GOAL OF THE EXERCISE: Reproduce the data below line for line without any alteration, leaving out the pictures.

------ MATERIAL ------

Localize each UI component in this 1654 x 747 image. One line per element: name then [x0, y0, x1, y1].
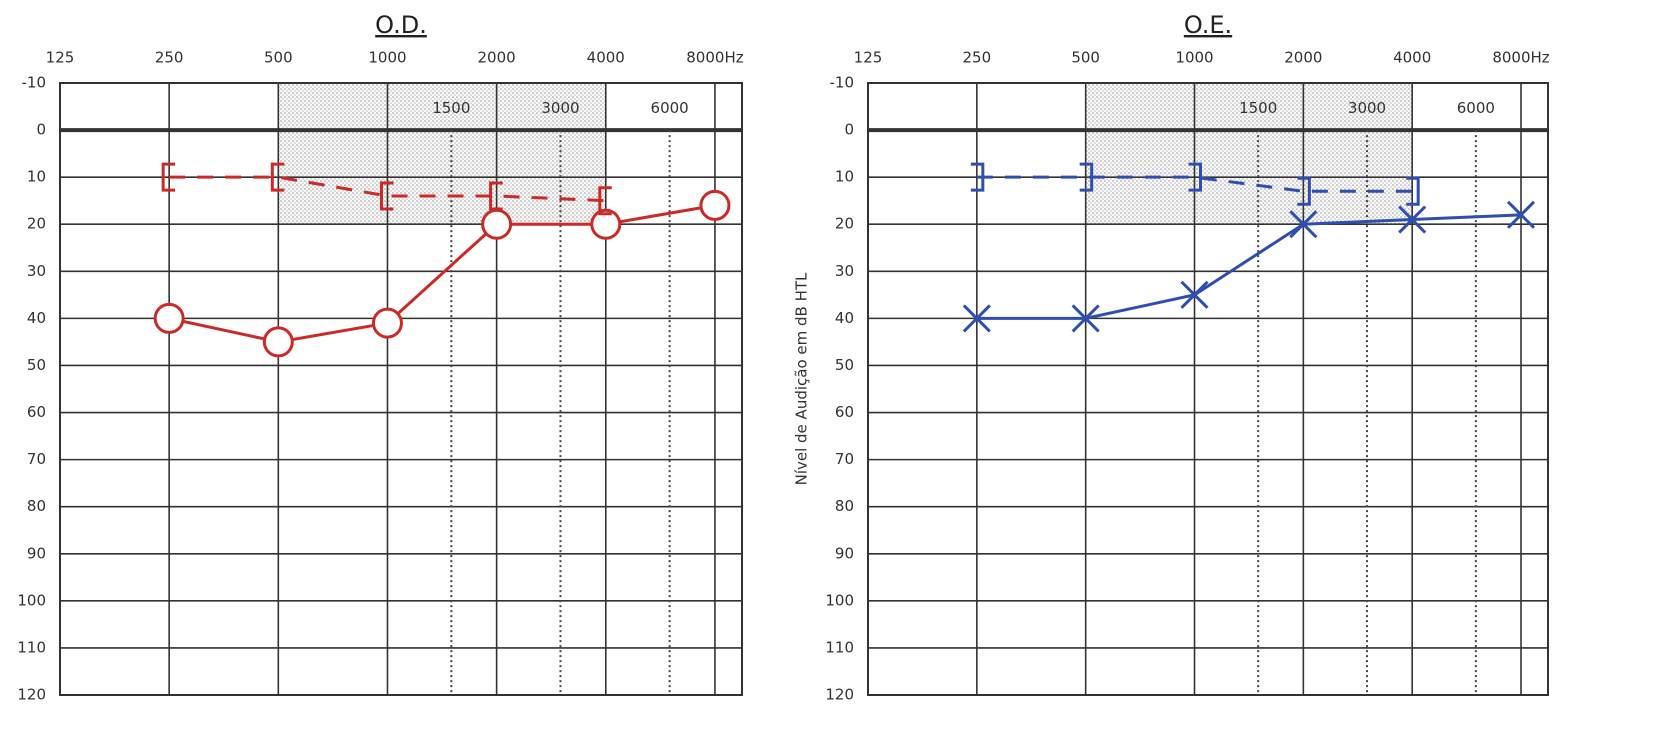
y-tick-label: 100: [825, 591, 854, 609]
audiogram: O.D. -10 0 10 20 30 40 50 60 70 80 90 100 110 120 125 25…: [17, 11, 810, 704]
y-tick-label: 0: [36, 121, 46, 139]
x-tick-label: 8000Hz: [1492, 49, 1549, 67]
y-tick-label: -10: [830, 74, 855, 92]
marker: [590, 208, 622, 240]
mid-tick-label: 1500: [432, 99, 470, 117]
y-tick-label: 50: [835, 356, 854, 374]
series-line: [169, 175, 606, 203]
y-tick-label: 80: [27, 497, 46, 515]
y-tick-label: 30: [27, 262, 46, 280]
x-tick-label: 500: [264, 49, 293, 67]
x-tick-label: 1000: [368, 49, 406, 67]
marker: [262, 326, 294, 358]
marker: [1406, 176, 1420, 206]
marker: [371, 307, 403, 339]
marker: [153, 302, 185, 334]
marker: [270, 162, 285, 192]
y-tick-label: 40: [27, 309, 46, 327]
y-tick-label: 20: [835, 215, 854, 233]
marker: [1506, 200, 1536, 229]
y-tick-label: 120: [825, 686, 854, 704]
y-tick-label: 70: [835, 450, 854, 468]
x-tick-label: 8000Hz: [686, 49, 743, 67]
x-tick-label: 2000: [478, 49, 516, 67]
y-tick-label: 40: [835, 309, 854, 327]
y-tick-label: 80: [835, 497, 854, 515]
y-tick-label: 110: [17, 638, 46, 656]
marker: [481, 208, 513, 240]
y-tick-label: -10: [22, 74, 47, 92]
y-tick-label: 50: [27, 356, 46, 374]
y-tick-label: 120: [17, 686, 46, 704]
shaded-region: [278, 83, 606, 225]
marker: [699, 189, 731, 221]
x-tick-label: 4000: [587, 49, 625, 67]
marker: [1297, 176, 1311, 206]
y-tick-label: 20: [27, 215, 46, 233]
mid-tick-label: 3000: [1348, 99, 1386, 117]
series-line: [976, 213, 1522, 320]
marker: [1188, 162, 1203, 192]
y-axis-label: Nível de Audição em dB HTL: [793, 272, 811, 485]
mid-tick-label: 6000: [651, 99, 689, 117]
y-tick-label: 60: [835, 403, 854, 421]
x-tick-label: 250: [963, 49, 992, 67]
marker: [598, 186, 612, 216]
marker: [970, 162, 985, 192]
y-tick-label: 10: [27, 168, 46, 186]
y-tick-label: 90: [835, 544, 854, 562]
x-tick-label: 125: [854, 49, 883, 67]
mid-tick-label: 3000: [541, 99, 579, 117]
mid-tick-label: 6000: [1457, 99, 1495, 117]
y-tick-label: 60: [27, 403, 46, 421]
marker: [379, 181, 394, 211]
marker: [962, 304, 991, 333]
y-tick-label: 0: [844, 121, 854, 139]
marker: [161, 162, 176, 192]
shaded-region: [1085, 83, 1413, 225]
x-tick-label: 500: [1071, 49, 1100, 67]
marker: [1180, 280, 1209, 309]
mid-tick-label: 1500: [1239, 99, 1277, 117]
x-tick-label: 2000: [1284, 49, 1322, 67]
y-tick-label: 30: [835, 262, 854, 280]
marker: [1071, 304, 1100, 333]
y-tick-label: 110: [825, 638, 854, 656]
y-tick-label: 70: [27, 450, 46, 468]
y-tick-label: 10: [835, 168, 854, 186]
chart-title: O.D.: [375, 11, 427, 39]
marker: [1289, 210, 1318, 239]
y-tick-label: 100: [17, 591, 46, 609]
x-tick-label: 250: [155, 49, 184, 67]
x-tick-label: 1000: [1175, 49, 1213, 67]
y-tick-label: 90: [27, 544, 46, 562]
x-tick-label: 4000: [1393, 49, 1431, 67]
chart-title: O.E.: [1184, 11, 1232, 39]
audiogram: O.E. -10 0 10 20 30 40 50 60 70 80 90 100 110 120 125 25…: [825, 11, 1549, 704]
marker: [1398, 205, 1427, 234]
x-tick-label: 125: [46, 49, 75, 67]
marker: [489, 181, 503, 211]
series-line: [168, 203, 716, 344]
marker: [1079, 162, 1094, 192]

------

WRITTEN SOLUTION:
Localize each UI component in this 1654 x 747 image. One line per element: name then [x0, y0, x1, y1].
y-tick-label: 100: [825, 591, 854, 609]
audiogram: O.D. -10 0 10 20 30 40 50 60 70 80 90 100 110 120 125 25…: [17, 11, 810, 704]
y-tick-label: 0: [36, 121, 46, 139]
x-tick-label: 8000Hz: [1492, 49, 1549, 67]
y-tick-label: -10: [830, 74, 855, 92]
marker: [590, 208, 622, 240]
mid-tick-label: 1500: [432, 99, 470, 117]
y-tick-label: 50: [835, 356, 854, 374]
series-line: [169, 175, 606, 203]
y-tick-label: 80: [27, 497, 46, 515]
y-tick-label: 30: [27, 262, 46, 280]
x-tick-label: 500: [264, 49, 293, 67]
x-tick-label: 1000: [368, 49, 406, 67]
marker: [262, 326, 294, 358]
marker: [1406, 176, 1420, 206]
marker: [371, 307, 403, 339]
marker: [153, 302, 185, 334]
marker: [270, 162, 285, 192]
y-tick-label: 40: [27, 309, 46, 327]
y-tick-label: 20: [835, 215, 854, 233]
marker: [1506, 200, 1536, 229]
y-tick-label: 120: [825, 686, 854, 704]
y-tick-label: 70: [835, 450, 854, 468]
x-tick-label: 8000Hz: [686, 49, 743, 67]
x-tick-label: 2000: [478, 49, 516, 67]
y-tick-label: 40: [835, 309, 854, 327]
y-tick-label: 80: [835, 497, 854, 515]
y-tick-label: 110: [17, 638, 46, 656]
marker: [481, 208, 513, 240]
y-tick-label: -10: [22, 74, 47, 92]
y-tick-label: 50: [27, 356, 46, 374]
y-tick-label: 120: [17, 686, 46, 704]
shaded-region: [278, 83, 606, 225]
marker: [699, 189, 731, 221]
x-tick-label: 4000: [587, 49, 625, 67]
marker: [1297, 176, 1311, 206]
y-tick-label: 20: [27, 215, 46, 233]
mid-tick-label: 3000: [1348, 99, 1386, 117]
series-line: [976, 213, 1522, 320]
marker: [1188, 162, 1203, 192]
y-axis-label: Nível de Audição em dB HTL: [793, 272, 811, 485]
mid-tick-label: 6000: [651, 99, 689, 117]
y-tick-label: 60: [835, 403, 854, 421]
x-tick-label: 250: [963, 49, 992, 67]
marker: [598, 186, 612, 216]
marker: [970, 162, 985, 192]
y-tick-label: 10: [27, 168, 46, 186]
y-tick-label: 90: [835, 544, 854, 562]
x-tick-label: 125: [854, 49, 883, 67]
mid-tick-label: 3000: [541, 99, 579, 117]
mid-tick-label: 6000: [1457, 99, 1495, 117]
y-tick-label: 60: [27, 403, 46, 421]
marker: [379, 181, 394, 211]
marker: [962, 304, 991, 333]
y-tick-label: 0: [844, 121, 854, 139]
marker: [161, 162, 176, 192]
shaded-region: [1085, 83, 1413, 225]
x-tick-label: 500: [1071, 49, 1100, 67]
marker: [1180, 280, 1209, 309]
mid-tick-label: 1500: [1239, 99, 1277, 117]
x-tick-label: 2000: [1284, 49, 1322, 67]
y-tick-label: 30: [835, 262, 854, 280]
marker: [1071, 304, 1100, 333]
y-tick-label: 110: [825, 638, 854, 656]
y-tick-label: 70: [27, 450, 46, 468]
y-tick-label: 10: [835, 168, 854, 186]
chart-title: O.D.: [375, 11, 427, 39]
marker: [1289, 210, 1318, 239]
y-tick-label: 100: [17, 591, 46, 609]
x-tick-label: 250: [155, 49, 184, 67]
x-tick-label: 1000: [1175, 49, 1213, 67]
y-tick-label: 90: [27, 544, 46, 562]
x-tick-label: 4000: [1393, 49, 1431, 67]
chart-title: O.E.: [1184, 11, 1232, 39]
audiogram: O.E. -10 0 10 20 30 40 50 60 70 80 90 100 110 120 125 25…: [825, 11, 1549, 704]
marker: [1398, 205, 1427, 234]
x-tick-label: 125: [46, 49, 75, 67]
marker: [489, 181, 503, 211]
series-line: [168, 203, 716, 344]
marker: [1079, 162, 1094, 192]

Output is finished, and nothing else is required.